Textauszug:
>>>

REVUE Nr 13, Transformation. Feedback zu Gilgamesh und Christeene 7

REVUE, Magazine for the next society. Transformation. Nr 13. Sommer 2013


REVUE Editorial:

„… Die REVUE ist ein Resonanzraum für all diese Stimmen, in dem immer wieder die Frage nachhallt: ist eine Next Society eher als Wiedereinführung verlorener Möglichkeiten zu verstehen – und weniger als deren Ablösung? Wir wären auch auf Ihre Antworten gespannt…“


Feedback

Ich beziehe mich hier auf diese „Wiedereinführung“ – zeichne einen in REVUE gespannten Bogen nach, um diesen – ihn inhaltlich ergänzend – mit einem Plädoyer zu beschließen, und damit sich verlierende, beinahe schon verlorene Möglichkeiten in Erinnerung zu rufen.


Der skizzierte Bogen


GILGAMESH, übersetzt von William Muss Arnolt 1901.


CHRISTEENE, skype-geviewt von Ludwig Plath (*Zitate)


V. Die Ästhetik der Geschlechter-Differenz


Ich plädiere hier für Aisthesis. Statt den Kopf vor der von uns so nachhaltig konstruierten Realität in den Sand zu stecken, um (geistig notwendige) Konflikte los zu werden, plädiere ich für die individuelle Wahrnehmung der Ästhetik der Geschlechter-Differenz auf hohem Niveau.

Prokreation ist sowohl Ergebnis als auch Grund von Selbst-Bewusstsein, und der mit dem Selbstbewusstsein einhergehenden Entfaltung des Geistes.


Gregory Bateson zeigt dies in lapidar erzählender Weise in „Geist und Natur“ und seiner Untersuchung über die verschiedenen Ebenen der „Fälle“ von Zweiheit, als „des (größeren) Musters das verbindet.“ Von den in neun Kapiteln angeführten Beispielen nennt er in Kapitel eins „als einfachstes aber auch tiefstes“ die Tatsache, „dass es zumindest zweier Etwasse bedarf, um einen Unterschied hervorzubringen.“


Und weiter: „Um die Nachricht von einem Unterschied, d.h. Information, zu produzieren, braucht man zwei (reale oder imaginäre) Entitäten, die so beschaffen sind, dass der Unterschied zwischen ihnen ihrer wechselseitigen Beziehung immanent sein kann; und das Ganze muss so aussehen, dass die Nachricht von ihrem Unterschied als ein Unterschied innerhalb einer informationsverarbeitenden Entität, z.B. eines Gehirns (...) dargestellt werden kann.“ (GN S.87)

<<<

Einträge:
>>>

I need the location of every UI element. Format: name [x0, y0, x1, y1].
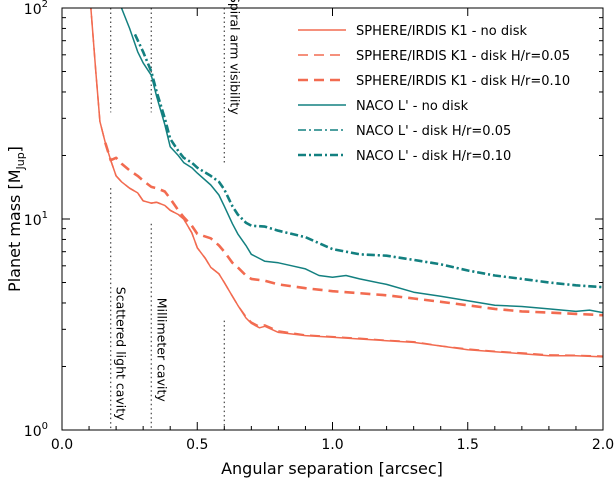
legend-label-3: NACO L' - no disk [356, 99, 469, 114]
series-line-5 [133, 33, 603, 289]
y-tick-label-2: 102 [24, 0, 48, 18]
y-axis-label-sub: Jup [14, 152, 27, 170]
series-line-1 [90, 8, 603, 357]
x-tick-label-1: 0.5 [186, 437, 208, 453]
y-axis-label: Planet mass [MJup] [5, 146, 27, 292]
x-tick-label-3: 1.5 [457, 437, 479, 453]
legend-label-4: NACO L' - disk H/r=0.05 [356, 124, 511, 139]
y-axis-label-close: ] [5, 146, 24, 152]
x-tick-label-2: 1.0 [321, 437, 343, 453]
x-tick-label-0: 0.0 [51, 437, 73, 453]
series-lines [90, 8, 603, 358]
vline-label-2: Spiral arm visibility [227, 0, 242, 115]
y-tick-label-1: 101 [24, 210, 48, 229]
legend-label-1: SPHERE/IRDIS K1 - disk H/r=0.05 [356, 49, 570, 64]
legend-label-2: SPHERE/IRDIS K1 - disk H/r=0.10 [356, 74, 570, 89]
legend-label-0: SPHERE/IRDIS K1 - no disk [356, 24, 528, 39]
legend-label-5: NACO L' - disk H/r=0.10 [356, 149, 511, 164]
y-tick-label-0: 100 [24, 421, 48, 440]
x-tick-label-4: 2.0 [592, 437, 614, 453]
series-line-2 [104, 142, 603, 317]
axis-ticks: 0.0 0.5 1.0 1.5 2.0 100 101 102 [24, 0, 614, 453]
plot-background [62, 8, 603, 430]
series-line-3 [120, 8, 603, 314]
vline-label-0: Scattered light cavity [114, 287, 129, 421]
legend: SPHERE/IRDIS K1 - no disk SPHERE/IRDIS K1… [298, 24, 570, 164]
vline-label-1: Millimeter cavity [154, 298, 169, 403]
x-axis-label: Angular separation [arcsec] [221, 459, 443, 478]
y-axis-label-main: Planet mass [M [5, 170, 24, 292]
vline-annotations: Scattered light cavity Millimeter cavity S… [110, 0, 242, 430]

<<<

Aufgaben:
1) Was nennt Gregory Bateson laut dem Beitrag zur REVUE in Kapitel eins als einfachstes, aber auch tiefstes Beispiel?
2) Führen Sie alle Personen auf, die im Beitrag zur REVUE mit Vor- und Nachnamen genannt werden.
3) Setzen Sie den Beitrag zur REVUE über die Ästhetik der Geschlechter-Differenz im Anschluss an seinen letzten Satz fort.
Die Zeilen sind hierfür ohne Belang.

Lösungen:
1) Die Tatsache, dass es zumindest zweier Etwasse bedarf, um einen Unterschied hervorzubringen.

2) William Muss Arnolt, Ludwig Plath, Gregory Bateson

3)
In Kapitel 7 - „Der Fall der beiden Geschlechter“ (GN S. 99) - hebt Bateson Spaltung und Verdopplung als Grunderfordernis des Lebens hervor. Er merkt an, dass Spaltung durch Fusion interpunktiert werden muss und dies eine allgemeine Wahrheit sei, die das untersuchte Prinzip der Informationsverarbeitung exemplifiziert: dass nämlich zwei Informationsquellen (oft in entgegengesetzten (!) Modi oder Sprachen) einer einzigen weit überlegen sind.“ (Hervorhebung von mir)


Über die binäre Differenzierung von Gameten und die Differenzierung in zwei Arten von vielzelligen Individuen, welche die beiden Gametenarten hervorbringen, sind „alle diese Arten der Differenzierung mit Sicherheit auf die Informationsökonomie der Spaltung und Fusion und des sexuellen Dimorphismus bezogen.“


„Was ich dreimal sage ist wahr“ (Lewis Caroll) (GN S 86)


Das muss alles nicht erst neu bewiesen werden, aber es muss wiederholt werden, damit es ins (Selbst)Bewusstsein zurück dringt.


Darüberhinaus, so Bateson, „sorgt die Gametenverschmelzung sowohl für eine Begrenzung der individuellen Abweichung als auch für die Sicherung der vielfältigen Neukombination des vielfältigen Materials.“ (GN, S.101)


Interessant ist: Seine Erkenntnistheorie bezeichnet Batson als integrierte Meta-Wissenschaft, eine Wissenschaft des Geistes im weitesten Sinn, in deren Auflistung, wie er betont, das Wort Bewusstsein fehlt. Er, Bateson, verwende „dieses Wort nämlich lieber ganz spezifisch, nämlich für eine eigenartige Erfahrung, durch welche WIR (...) uns manchmal der PRODUKTE unserer Wahrnehmung und unseres Denkens bewusst sind, über größere Teile der Prozesse jedoch unbewusst bleiben.“ (Hervorhebungen von mir) (GN, FN S. 112)


Bezüglich der von ihm erstellen Kriterien des geistigen Prozesses schreibt Bateson weiter: „Möglicherweise könnten sich aus G. Spencer-Browns Laws of Form (...) tiefe Umstrukturierungen der Grundlagen von Mathematik und (sic) Erkenntnistheorie ergeben.“ (GN S.113)


Kanon Null. Koproduktion. Der aus der ersten Unterscheidung folgende Kalkül der Form von George Spencer Brown ist sein mathematisch-logischer Beitrag zur grundlegenden Umstrukturierung des Erkennens und Verstehens.


Aus der ersten Unterscheidung folgt alles, was ist. Die Entfaltung des Geistes, aus der asymmetrisch und sexuell unterschieden Zweiheit über das im Gehirn strukturierten (Selbst)Bewusstseins, beinhaltet instantanes WIR-Bewusstsein seiner Koproduktion und bringt - im selben Augenblick - die PRODUKTE SEINER WAHRNEHMUNG hervor...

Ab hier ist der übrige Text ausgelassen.